◆ WHAT THE EXERCISE ASKS
Pictures stay out of the copy; restate everything else in the material exactly.

Dataset rows
########

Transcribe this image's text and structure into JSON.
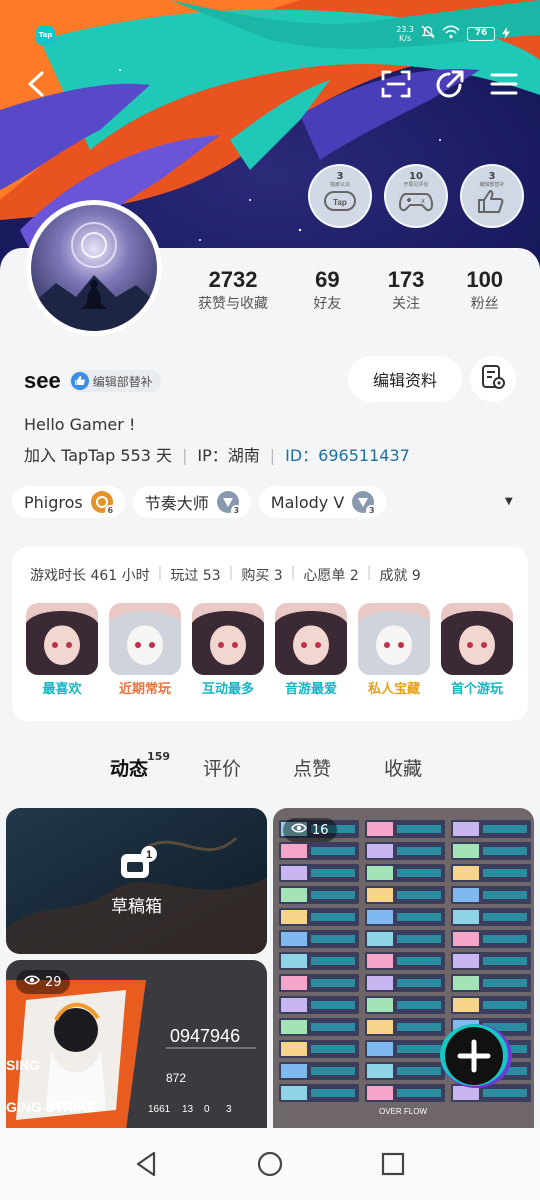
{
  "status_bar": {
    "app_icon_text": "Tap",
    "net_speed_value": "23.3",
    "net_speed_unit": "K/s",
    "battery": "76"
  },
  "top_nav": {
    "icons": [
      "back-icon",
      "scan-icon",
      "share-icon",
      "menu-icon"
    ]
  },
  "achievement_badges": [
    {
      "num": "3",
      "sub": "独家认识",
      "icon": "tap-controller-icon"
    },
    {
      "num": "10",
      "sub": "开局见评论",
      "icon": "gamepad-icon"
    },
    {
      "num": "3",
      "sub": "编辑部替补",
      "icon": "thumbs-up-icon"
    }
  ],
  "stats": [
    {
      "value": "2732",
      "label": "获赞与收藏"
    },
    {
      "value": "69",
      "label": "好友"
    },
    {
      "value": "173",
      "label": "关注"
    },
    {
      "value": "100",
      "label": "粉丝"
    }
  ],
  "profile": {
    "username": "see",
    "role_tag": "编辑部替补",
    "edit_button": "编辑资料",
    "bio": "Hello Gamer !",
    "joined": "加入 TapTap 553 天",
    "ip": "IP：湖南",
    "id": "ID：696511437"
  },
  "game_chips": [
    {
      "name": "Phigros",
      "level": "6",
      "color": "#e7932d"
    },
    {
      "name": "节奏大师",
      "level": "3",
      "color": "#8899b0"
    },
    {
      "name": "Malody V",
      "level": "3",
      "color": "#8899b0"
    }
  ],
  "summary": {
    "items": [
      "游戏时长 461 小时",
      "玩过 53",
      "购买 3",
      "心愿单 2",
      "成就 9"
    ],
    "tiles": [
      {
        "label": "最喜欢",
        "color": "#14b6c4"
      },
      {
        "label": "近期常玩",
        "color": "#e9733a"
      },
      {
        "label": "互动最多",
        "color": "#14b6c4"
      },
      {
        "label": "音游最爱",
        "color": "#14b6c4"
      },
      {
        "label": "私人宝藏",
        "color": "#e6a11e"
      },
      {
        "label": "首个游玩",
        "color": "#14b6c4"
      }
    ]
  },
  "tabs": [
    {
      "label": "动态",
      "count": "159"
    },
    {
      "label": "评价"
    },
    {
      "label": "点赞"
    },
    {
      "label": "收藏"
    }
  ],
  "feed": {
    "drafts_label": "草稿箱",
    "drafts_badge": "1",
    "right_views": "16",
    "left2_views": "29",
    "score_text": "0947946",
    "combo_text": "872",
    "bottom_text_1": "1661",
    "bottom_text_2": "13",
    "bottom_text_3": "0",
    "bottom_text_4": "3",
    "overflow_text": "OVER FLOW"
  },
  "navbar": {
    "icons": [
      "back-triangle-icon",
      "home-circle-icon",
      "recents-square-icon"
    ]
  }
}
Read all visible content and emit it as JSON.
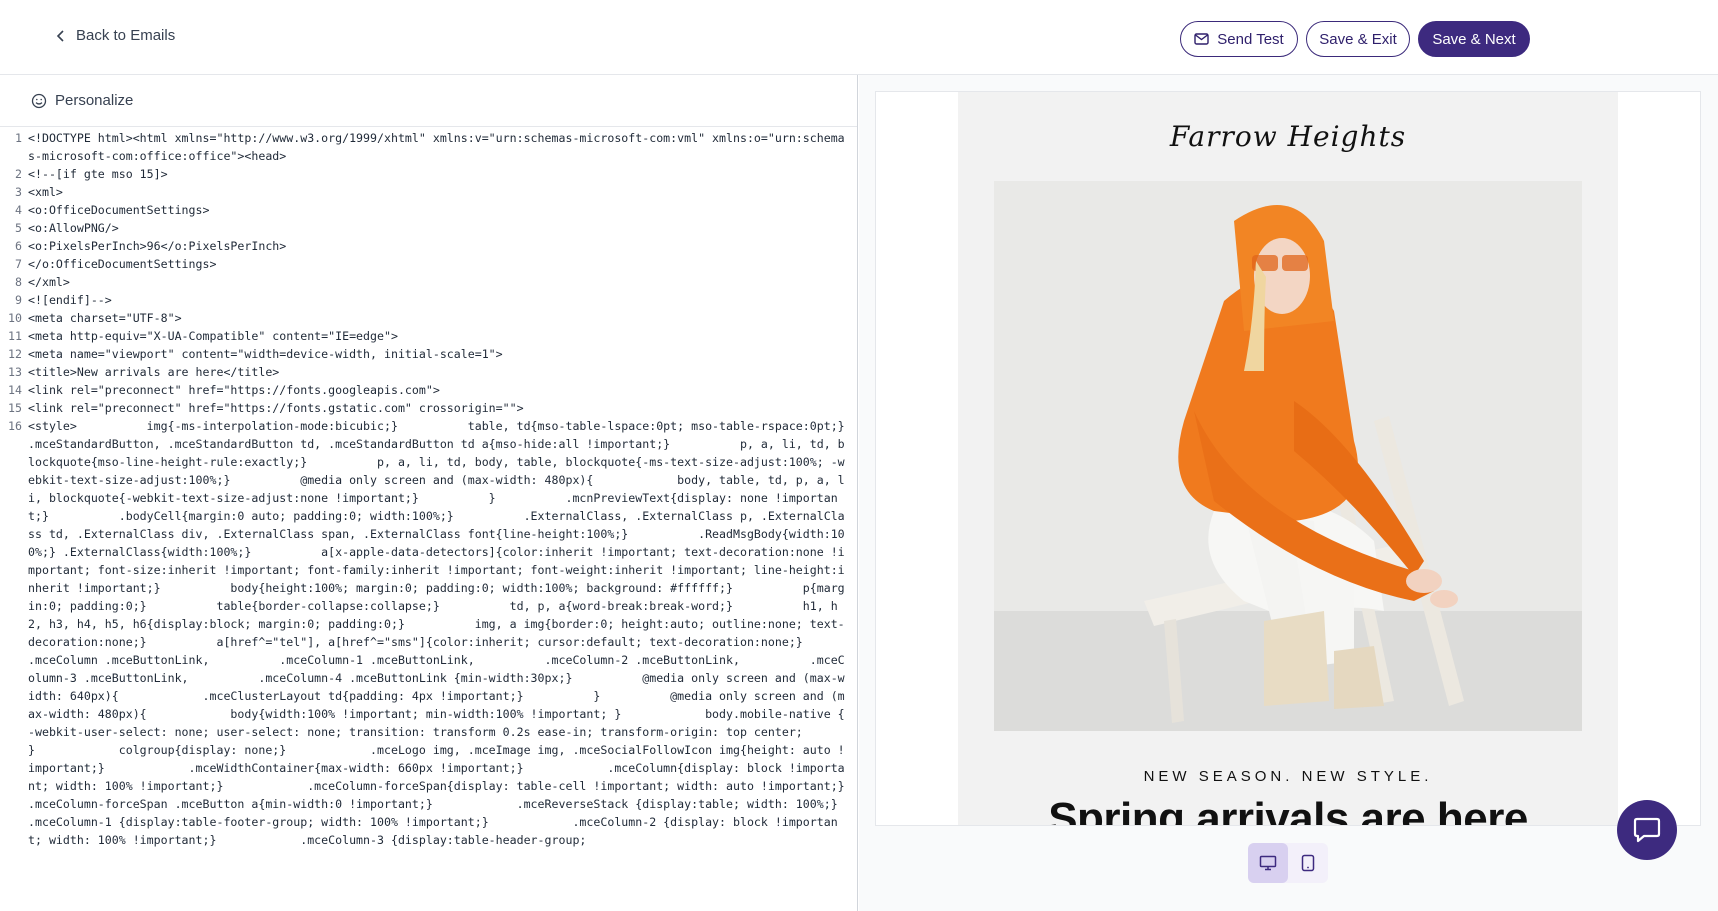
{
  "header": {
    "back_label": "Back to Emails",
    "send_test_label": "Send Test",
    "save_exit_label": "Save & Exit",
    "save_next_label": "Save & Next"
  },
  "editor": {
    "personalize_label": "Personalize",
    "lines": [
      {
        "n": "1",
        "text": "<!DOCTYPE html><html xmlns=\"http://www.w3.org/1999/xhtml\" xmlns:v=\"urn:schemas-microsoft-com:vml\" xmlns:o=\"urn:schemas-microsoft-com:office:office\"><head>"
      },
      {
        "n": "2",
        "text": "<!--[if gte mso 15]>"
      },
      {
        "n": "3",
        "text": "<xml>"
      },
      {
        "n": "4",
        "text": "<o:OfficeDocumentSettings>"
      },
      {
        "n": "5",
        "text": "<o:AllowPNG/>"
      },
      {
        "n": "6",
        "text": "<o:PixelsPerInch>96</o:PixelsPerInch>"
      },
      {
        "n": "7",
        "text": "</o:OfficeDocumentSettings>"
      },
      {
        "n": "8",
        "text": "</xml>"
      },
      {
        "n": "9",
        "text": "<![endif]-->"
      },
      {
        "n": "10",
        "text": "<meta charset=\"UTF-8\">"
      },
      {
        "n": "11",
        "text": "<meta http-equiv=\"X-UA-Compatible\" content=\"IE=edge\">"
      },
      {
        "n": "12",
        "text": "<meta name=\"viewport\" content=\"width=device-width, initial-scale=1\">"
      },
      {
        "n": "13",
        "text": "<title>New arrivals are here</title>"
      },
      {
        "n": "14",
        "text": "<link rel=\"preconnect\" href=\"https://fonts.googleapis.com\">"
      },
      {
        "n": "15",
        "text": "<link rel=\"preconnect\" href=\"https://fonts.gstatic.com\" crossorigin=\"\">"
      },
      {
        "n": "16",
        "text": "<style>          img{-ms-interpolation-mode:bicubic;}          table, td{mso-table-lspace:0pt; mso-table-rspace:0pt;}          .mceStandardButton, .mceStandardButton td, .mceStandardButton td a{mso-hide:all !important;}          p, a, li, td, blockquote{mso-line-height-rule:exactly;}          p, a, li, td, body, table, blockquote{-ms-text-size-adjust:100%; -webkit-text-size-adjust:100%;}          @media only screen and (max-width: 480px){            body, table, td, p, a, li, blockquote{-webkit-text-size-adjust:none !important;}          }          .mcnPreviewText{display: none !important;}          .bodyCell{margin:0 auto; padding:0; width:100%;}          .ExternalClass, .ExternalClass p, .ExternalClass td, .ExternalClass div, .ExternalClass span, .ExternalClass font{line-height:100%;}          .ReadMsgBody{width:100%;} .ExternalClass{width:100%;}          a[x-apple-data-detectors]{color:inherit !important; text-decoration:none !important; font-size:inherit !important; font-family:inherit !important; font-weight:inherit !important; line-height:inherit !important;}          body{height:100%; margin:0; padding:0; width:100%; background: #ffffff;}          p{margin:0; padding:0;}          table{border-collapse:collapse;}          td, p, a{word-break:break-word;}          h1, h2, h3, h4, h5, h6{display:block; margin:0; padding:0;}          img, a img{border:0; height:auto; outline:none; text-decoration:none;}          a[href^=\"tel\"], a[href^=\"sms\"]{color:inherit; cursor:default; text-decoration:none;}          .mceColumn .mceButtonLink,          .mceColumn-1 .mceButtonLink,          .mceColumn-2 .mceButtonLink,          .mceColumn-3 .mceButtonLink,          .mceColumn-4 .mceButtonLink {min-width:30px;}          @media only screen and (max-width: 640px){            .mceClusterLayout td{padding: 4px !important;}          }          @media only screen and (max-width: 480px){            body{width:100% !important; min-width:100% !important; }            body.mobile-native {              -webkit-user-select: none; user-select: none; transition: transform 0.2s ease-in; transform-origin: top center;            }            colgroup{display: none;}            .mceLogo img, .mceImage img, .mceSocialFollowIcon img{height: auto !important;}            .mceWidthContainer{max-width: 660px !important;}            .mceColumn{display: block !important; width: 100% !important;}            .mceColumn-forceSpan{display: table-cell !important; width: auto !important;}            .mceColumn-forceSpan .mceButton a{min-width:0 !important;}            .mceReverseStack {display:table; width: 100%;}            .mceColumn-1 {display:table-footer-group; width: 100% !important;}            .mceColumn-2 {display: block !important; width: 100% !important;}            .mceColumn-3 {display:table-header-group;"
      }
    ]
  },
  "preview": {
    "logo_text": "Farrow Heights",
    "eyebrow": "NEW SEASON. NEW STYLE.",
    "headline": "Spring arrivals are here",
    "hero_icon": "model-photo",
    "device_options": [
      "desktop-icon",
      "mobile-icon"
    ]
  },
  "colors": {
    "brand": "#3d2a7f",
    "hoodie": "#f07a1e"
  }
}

########

◆ ANSWER TO THIS PROBLEM
Transcribe this image's text and structure into JSON.
{
  "status_bar": {
    "app_icon_text": "Tap",
    "net_speed_value": "23.3",
    "net_speed_unit": "K/s",
    "battery": "76"
  },
  "top_nav": {
    "icons": [
      "back-icon",
      "scan-icon",
      "share-icon",
      "menu-icon"
    ]
  },
  "achievement_badges": [
    {
      "num": "3",
      "sub": "独家认识",
      "icon": "tap-controller-icon"
    },
    {
      "num": "10",
      "sub": "开局见评论",
      "icon": "gamepad-icon"
    },
    {
      "num": "3",
      "sub": "编辑部替补",
      "icon": "thumbs-up-icon"
    }
  ],
  "stats": [
    {
      "value": "2732",
      "label": "获赞与收藏"
    },
    {
      "value": "69",
      "label": "好友"
    },
    {
      "value": "173",
      "label": "关注"
    },
    {
      "value": "100",
      "label": "粉丝"
    }
  ],
  "profile": {
    "username": "see",
    "role_tag": "编辑部替补",
    "edit_button": "编辑资料",
    "bio": "Hello Gamer !",
    "joined": "加入 TapTap 553 天",
    "ip": "IP：湖南",
    "id": "ID：696511437"
  },
  "game_chips": [
    {
      "name": "Phigros",
      "level": "6",
      "color": "#e7932d"
    },
    {
      "name": "节奏大师",
      "level": "3",
      "color": "#8899b0"
    },
    {
      "name": "Malody V",
      "level": "3",
      "color": "#8899b0"
    }
  ],
  "summary": {
    "items": [
      "游戏时长 461 小时",
      "玩过 53",
      "购买 3",
      "心愿单 2",
      "成就 9"
    ],
    "tiles": [
      {
        "label": "最喜欢",
        "color": "#14b6c4"
      },
      {
        "label": "近期常玩",
        "color": "#e9733a"
      },
      {
        "label": "互动最多",
        "color": "#14b6c4"
      },
      {
        "label": "音游最爱",
        "color": "#14b6c4"
      },
      {
        "label": "私人宝藏",
        "color": "#e6a11e"
      },
      {
        "label": "首个游玩",
        "color": "#14b6c4"
      }
    ]
  },
  "tabs": [
    {
      "label": "动态",
      "count": "159"
    },
    {
      "label": "评价"
    },
    {
      "label": "点赞"
    },
    {
      "label": "收藏"
    }
  ],
  "feed": {
    "drafts_label": "草稿箱",
    "drafts_badge": "1",
    "right_views": "16",
    "left2_views": "29",
    "score_text": "0947946",
    "combo_text": "872",
    "bottom_text_1": "1661",
    "bottom_text_2": "13",
    "bottom_text_3": "0",
    "bottom_text_4": "3",
    "overflow_text": "OVER FLOW"
  },
  "navbar": {
    "icons": [
      "back-triangle-icon",
      "home-circle-icon",
      "recents-square-icon"
    ]
  }
}
Read all visible content and emit it as JSON.
{
  "header": {
    "back_label": "Back to Emails",
    "send_test_label": "Send Test",
    "save_exit_label": "Save & Exit",
    "save_next_label": "Save & Next"
  },
  "editor": {
    "personalize_label": "Personalize",
    "lines": [
      {
        "n": "1",
        "text": "<!DOCTYPE html><html xmlns=\"http://www.w3.org/1999/xhtml\" xmlns:v=\"urn:schemas-microsoft-com:vml\" xmlns:o=\"urn:schemas-microsoft-com:office:office\"><head>"
      },
      {
        "n": "2",
        "text": "<!--[if gte mso 15]>"
      },
      {
        "n": "3",
        "text": "<xml>"
      },
      {
        "n": "4",
        "text": "<o:OfficeDocumentSettings>"
      },
      {
        "n": "5",
        "text": "<o:AllowPNG/>"
      },
      {
        "n": "6",
        "text": "<o:PixelsPerInch>96</o:PixelsPerInch>"
      },
      {
        "n": "7",
        "text": "</o:OfficeDocumentSettings>"
      },
      {
        "n": "8",
        "text": "</xml>"
      },
      {
        "n": "9",
        "text": "<![endif]-->"
      },
      {
        "n": "10",
        "text": "<meta charset=\"UTF-8\">"
      },
      {
        "n": "11",
        "text": "<meta http-equiv=\"X-UA-Compatible\" content=\"IE=edge\">"
      },
      {
        "n": "12",
        "text": "<meta name=\"viewport\" content=\"width=device-width, initial-scale=1\">"
      },
      {
        "n": "13",
        "text": "<title>New arrivals are here</title>"
      },
      {
        "n": "14",
        "text": "<link rel=\"preconnect\" href=\"https://fonts.googleapis.com\">"
      },
      {
        "n": "15",
        "text": "<link rel=\"preconnect\" href=\"https://fonts.gstatic.com\" crossorigin=\"\">"
      },
      {
        "n": "16",
        "text": "<style>          img{-ms-interpolation-mode:bicubic;}          table, td{mso-table-lspace:0pt; mso-table-rspace:0pt;}          .mceStandardButton, .mceStandardButton td, .mceStandardButton td a{mso-hide:all !important;}          p, a, li, td, blockquote{mso-line-height-rule:exactly;}          p, a, li, td, body, table, blockquote{-ms-text-size-adjust:100%; -webkit-text-size-adjust:100%;}          @media only screen and (max-width: 480px){            body, table, td, p, a, li, blockquote{-webkit-text-size-adjust:none !important;}          }          .mcnPreviewText{display: none !important;}          .bodyCell{margin:0 auto; padding:0; width:100%;}          .ExternalClass, .ExternalClass p, .ExternalClass td, .ExternalClass div, .ExternalClass span, .ExternalClass font{line-height:100%;}          .ReadMsgBody{width:100%;} .ExternalClass{width:100%;}          a[x-apple-data-detectors]{color:inherit !important; text-decoration:none !important; font-size:inherit !important; font-family:inherit !important; font-weight:inherit !important; line-height:inherit !important;}          body{height:100%; margin:0; padding:0; width:100%; background: #ffffff;}          p{margin:0; padding:0;}          table{border-collapse:collapse;}          td, p, a{word-break:break-word;}          h1, h2, h3, h4, h5, h6{display:block; margin:0; padding:0;}          img, a img{border:0; height:auto; outline:none; text-decoration:none;}          a[href^=\"tel\"], a[href^=\"sms\"]{color:inherit; cursor:default; text-decoration:none;}          .mceColumn .mceButtonLink,          .mceColumn-1 .mceButtonLink,          .mceColumn-2 .mceButtonLink,          .mceColumn-3 .mceButtonLink,          .mceColumn-4 .mceButtonLink {min-width:30px;}          @media only screen and (max-width: 640px){            .mceClusterLayout td{padding: 4px !important;}          }          @media only screen and (max-width: 480px){            body{width:100% !important; min-width:100% !important; }            body.mobile-native {              -webkit-user-select: none; user-select: none; transition: transform 0.2s ease-in; transform-origin: top center;            }            colgroup{display: none;}            .mceLogo img, .mceImage img, .mceSocialFollowIcon img{height: auto !important;}            .mceWidthContainer{max-width: 660px !important;}            .mceColumn{display: block !important; width: 100% !important;}            .mceColumn-forceSpan{display: table-cell !important; width: auto !important;}            .mceColumn-forceSpan .mceButton a{min-width:0 !important;}            .mceReverseStack {display:table; width: 100%;}            .mceColumn-1 {display:table-footer-group; width: 100% !important;}            .mceColumn-2 {display: block !important; width: 100% !important;}            .mceColumn-3 {display:table-header-group;"
      }
    ]
  },
  "preview": {
    "logo_text": "Farrow Heights",
    "eyebrow": "NEW SEASON. NEW STYLE.",
    "headline": "Spring arrivals are here",
    "hero_icon": "model-photo",
    "device_options": [
      "desktop-icon",
      "mobile-icon"
    ]
  },
  "colors": {
    "brand": "#3d2a7f",
    "hoodie": "#f07a1e"
  }
}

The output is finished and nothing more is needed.